>> start Material provided

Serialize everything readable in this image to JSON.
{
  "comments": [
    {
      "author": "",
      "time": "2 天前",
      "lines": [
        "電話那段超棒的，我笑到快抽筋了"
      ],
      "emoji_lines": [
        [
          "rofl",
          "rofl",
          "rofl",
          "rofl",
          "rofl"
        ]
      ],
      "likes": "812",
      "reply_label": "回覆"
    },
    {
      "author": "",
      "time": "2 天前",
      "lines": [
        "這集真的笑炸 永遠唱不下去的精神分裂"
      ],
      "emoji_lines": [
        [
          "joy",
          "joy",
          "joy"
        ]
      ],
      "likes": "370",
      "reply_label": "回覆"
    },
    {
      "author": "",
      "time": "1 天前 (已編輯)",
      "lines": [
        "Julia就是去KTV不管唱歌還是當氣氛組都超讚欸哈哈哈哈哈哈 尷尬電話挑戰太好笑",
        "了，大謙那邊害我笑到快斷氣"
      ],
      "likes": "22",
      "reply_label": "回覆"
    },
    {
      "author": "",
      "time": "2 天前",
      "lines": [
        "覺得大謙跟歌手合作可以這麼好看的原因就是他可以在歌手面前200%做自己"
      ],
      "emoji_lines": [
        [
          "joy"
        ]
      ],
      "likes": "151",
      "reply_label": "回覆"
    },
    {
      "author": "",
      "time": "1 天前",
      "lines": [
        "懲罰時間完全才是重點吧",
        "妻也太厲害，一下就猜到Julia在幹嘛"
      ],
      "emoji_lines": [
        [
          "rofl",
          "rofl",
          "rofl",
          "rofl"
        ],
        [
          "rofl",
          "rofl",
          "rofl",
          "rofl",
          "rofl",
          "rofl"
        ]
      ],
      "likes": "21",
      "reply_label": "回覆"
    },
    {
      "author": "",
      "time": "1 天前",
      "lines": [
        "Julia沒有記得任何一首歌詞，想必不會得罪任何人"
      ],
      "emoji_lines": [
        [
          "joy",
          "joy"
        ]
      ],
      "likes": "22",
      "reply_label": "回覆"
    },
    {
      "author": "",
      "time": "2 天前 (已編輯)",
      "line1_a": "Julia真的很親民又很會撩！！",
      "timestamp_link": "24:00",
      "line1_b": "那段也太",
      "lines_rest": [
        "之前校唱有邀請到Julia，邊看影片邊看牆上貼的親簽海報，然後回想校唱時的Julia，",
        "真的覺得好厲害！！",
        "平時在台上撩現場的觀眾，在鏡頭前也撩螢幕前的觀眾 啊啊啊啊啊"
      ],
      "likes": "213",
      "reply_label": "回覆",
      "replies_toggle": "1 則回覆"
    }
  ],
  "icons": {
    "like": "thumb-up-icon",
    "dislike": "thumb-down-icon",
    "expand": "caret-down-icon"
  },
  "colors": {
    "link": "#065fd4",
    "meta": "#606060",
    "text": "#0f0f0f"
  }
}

>> end Material provided

* Exercise details
Find the word "likes" and list each line it appears in.

* Output below
      "likes": "812",
      "likes": "370",
      "likes": "22",
      "likes": "151",
      "likes": "21",
      "likes": "22",
      "likes": "213",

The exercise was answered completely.